Start MATERIAL TO PROCESS
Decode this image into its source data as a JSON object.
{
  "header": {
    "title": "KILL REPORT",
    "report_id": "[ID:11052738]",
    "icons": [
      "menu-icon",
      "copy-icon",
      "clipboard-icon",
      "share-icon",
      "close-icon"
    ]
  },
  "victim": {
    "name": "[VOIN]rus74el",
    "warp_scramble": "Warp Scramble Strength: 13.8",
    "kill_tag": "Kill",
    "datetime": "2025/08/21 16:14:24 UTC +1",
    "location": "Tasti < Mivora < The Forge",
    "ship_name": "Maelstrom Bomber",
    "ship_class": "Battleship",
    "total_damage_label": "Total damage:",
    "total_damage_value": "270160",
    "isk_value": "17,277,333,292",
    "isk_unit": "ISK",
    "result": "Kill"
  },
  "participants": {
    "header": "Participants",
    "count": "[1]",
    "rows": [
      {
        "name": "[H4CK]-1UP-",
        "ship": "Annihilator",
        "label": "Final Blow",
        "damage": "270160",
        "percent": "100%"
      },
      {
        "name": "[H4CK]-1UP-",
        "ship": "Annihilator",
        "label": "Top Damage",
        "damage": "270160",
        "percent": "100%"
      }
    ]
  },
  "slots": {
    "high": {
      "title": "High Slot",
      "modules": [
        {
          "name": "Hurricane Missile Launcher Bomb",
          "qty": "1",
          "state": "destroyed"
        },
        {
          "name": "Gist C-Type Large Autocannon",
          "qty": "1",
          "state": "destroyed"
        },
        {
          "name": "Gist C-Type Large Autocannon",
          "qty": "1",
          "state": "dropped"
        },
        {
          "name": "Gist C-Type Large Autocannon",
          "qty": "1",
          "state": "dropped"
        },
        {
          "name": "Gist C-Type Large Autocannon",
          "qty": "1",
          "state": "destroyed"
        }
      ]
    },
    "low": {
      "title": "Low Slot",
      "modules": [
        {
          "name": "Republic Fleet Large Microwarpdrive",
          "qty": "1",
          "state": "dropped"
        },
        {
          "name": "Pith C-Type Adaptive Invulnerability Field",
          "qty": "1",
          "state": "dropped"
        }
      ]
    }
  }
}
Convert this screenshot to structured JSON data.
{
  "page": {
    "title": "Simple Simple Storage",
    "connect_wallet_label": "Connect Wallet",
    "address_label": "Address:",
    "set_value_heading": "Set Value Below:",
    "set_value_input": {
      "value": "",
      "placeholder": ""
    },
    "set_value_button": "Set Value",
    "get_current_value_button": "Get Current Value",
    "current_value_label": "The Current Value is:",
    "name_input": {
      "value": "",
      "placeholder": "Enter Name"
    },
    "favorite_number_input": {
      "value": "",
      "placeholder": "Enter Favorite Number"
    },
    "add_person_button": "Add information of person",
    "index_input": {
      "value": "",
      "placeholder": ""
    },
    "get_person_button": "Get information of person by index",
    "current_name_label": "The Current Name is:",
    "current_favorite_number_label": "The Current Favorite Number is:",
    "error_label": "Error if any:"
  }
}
End MATERIAL TO PROCESS
■ **EXERCISE TASK**
Write out the full set of records exactly as given.

■ **FULL RESPONSE**
Decode this image into its source data as a JSON object.
{
  "header": {
    "title": "KILL REPORT",
    "report_id": "[ID:11052738]",
    "icons": [
      "menu-icon",
      "copy-icon",
      "clipboard-icon",
      "share-icon",
      "close-icon"
    ]
  },
  "victim": {
    "name": "[VOIN]rus74el",
    "warp_scramble": "Warp Scramble Strength: 13.8",
    "kill_tag": "Kill",
    "datetime": "2025/08/21 16:14:24 UTC +1",
    "location": "Tasti < Mivora < The Forge",
    "ship_name": "Maelstrom Bomber",
    "ship_class": "Battleship",
    "total_damage_label": "Total damage:",
    "total_damage_value": "270160",
    "isk_value": "17,277,333,292",
    "isk_unit": "ISK",
    "result": "Kill"
  },
  "participants": {
    "header": "Participants",
    "count": "[1]",
    "rows": [
      {
        "name": "[H4CK]-1UP-",
        "ship": "Annihilator",
        "label": "Final Blow",
        "damage": "270160",
        "percent": "100%"
      },
      {
        "name": "[H4CK]-1UP-",
        "ship": "Annihilator",
        "label": "Top Damage",
        "damage": "270160",
        "percent": "100%"
      }
    ]
  },
  "slots": {
    "high": {
      "title": "High Slot",
      "modules": [
        {
          "name": "Hurricane Missile Launcher Bomb",
          "qty": "1",
          "state": "destroyed"
        },
        {
          "name": "Gist C-Type Large Autocannon",
          "qty": "1",
          "state": "destroyed"
        },
        {
          "name": "Gist C-Type Large Autocannon",
          "qty": "1",
          "state": "dropped"
        },
        {
          "name": "Gist C-Type Large Autocannon",
          "qty": "1",
          "state": "dropped"
        },
        {
          "name": "Gist C-Type Large Autocannon",
          "qty": "1",
          "state": "destroyed"
        }
      ]
    },
    "low": {
      "title": "Low Slot",
      "modules": [
        {
          "name": "Republic Fleet Large Microwarpdrive",
          "qty": "1",
          "state": "dropped"
        },
        {
          "name": "Pith C-Type Adaptive Invulnerability Field",
          "qty": "1",
          "state": "dropped"
        }
      ]
    }
  }
}
Convert this screenshot to structured JSON data.
{
  "page": {
    "title": "Simple Simple Storage",
    "connect_wallet_label": "Connect Wallet",
    "address_label": "Address:",
    "set_value_heading": "Set Value Below:",
    "set_value_input": {
      "value": "",
      "placeholder": ""
    },
    "set_value_button": "Set Value",
    "get_current_value_button": "Get Current Value",
    "current_value_label": "The Current Value is:",
    "name_input": {
      "value": "",
      "placeholder": "Enter Name"
    },
    "favorite_number_input": {
      "value": "",
      "placeholder": "Enter Favorite Number"
    },
    "add_person_button": "Add information of person",
    "index_input": {
      "value": "",
      "placeholder": ""
    },
    "get_person_button": "Get information of person by index",
    "current_name_label": "The Current Name is:",
    "current_favorite_number_label": "The Current Favorite Number is:",
    "error_label": "Error if any:"
  }
}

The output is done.